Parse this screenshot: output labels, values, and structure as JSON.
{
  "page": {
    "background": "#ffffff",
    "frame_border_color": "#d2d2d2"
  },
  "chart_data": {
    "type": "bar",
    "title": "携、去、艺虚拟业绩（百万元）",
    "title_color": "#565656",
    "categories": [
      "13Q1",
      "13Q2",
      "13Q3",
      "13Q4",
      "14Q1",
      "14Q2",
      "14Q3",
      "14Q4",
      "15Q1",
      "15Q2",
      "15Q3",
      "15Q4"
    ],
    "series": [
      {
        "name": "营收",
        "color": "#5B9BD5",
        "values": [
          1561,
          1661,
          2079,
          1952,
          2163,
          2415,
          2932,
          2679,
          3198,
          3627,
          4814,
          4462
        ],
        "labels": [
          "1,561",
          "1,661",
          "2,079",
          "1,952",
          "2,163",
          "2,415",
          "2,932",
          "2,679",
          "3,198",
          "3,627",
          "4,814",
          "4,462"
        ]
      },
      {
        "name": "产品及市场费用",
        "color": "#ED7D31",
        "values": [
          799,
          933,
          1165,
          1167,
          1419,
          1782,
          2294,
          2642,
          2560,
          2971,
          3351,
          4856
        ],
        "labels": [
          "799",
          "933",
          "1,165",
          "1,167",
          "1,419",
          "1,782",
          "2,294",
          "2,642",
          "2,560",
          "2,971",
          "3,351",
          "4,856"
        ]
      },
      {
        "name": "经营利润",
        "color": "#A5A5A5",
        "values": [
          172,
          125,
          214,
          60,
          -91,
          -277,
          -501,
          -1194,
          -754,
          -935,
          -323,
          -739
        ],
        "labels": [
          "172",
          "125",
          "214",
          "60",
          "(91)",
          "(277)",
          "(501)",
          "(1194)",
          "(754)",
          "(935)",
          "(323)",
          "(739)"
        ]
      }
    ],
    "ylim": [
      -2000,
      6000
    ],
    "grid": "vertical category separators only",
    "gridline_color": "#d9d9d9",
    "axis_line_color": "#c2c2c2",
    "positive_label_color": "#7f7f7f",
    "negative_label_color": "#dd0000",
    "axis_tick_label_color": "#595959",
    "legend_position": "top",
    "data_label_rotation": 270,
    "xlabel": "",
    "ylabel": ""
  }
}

+ + + + +

_Task statement_. Reproduce every entry shown above, precisely as it stands.

_Response to this exercise_.
Parse this screenshot: output labels, values, and structure as JSON.
{
  "page": {
    "background": "#ffffff",
    "frame_border_color": "#d2d2d2"
  },
  "chart_data": {
    "type": "bar",
    "title": "携、去、艺虚拟业绩（百万元）",
    "title_color": "#565656",
    "categories": [
      "13Q1",
      "13Q2",
      "13Q3",
      "13Q4",
      "14Q1",
      "14Q2",
      "14Q3",
      "14Q4",
      "15Q1",
      "15Q2",
      "15Q3",
      "15Q4"
    ],
    "series": [
      {
        "name": "营收",
        "color": "#5B9BD5",
        "values": [
          1561,
          1661,
          2079,
          1952,
          2163,
          2415,
          2932,
          2679,
          3198,
          3627,
          4814,
          4462
        ],
        "labels": [
          "1,561",
          "1,661",
          "2,079",
          "1,952",
          "2,163",
          "2,415",
          "2,932",
          "2,679",
          "3,198",
          "3,627",
          "4,814",
          "4,462"
        ]
      },
      {
        "name": "产品及市场费用",
        "color": "#ED7D31",
        "values": [
          799,
          933,
          1165,
          1167,
          1419,
          1782,
          2294,
          2642,
          2560,
          2971,
          3351,
          4856
        ],
        "labels": [
          "799",
          "933",
          "1,165",
          "1,167",
          "1,419",
          "1,782",
          "2,294",
          "2,642",
          "2,560",
          "2,971",
          "3,351",
          "4,856"
        ]
      },
      {
        "name": "经营利润",
        "color": "#A5A5A5",
        "values": [
          172,
          125,
          214,
          60,
          -91,
          -277,
          -501,
          -1194,
          -754,
          -935,
          -323,
          -739
        ],
        "labels": [
          "172",
          "125",
          "214",
          "60",
          "(91)",
          "(277)",
          "(501)",
          "(1194)",
          "(754)",
          "(935)",
          "(323)",
          "(739)"
        ]
      }
    ],
    "ylim": [
      -2000,
      6000
    ],
    "grid": "vertical category separators only",
    "gridline_color": "#d9d9d9",
    "axis_line_color": "#c2c2c2",
    "positive_label_color": "#7f7f7f",
    "negative_label_color": "#dd0000",
    "axis_tick_label_color": "#595959",
    "legend_position": "top",
    "data_label_rotation": 270,
    "xlabel": "",
    "ylabel": ""
  }
}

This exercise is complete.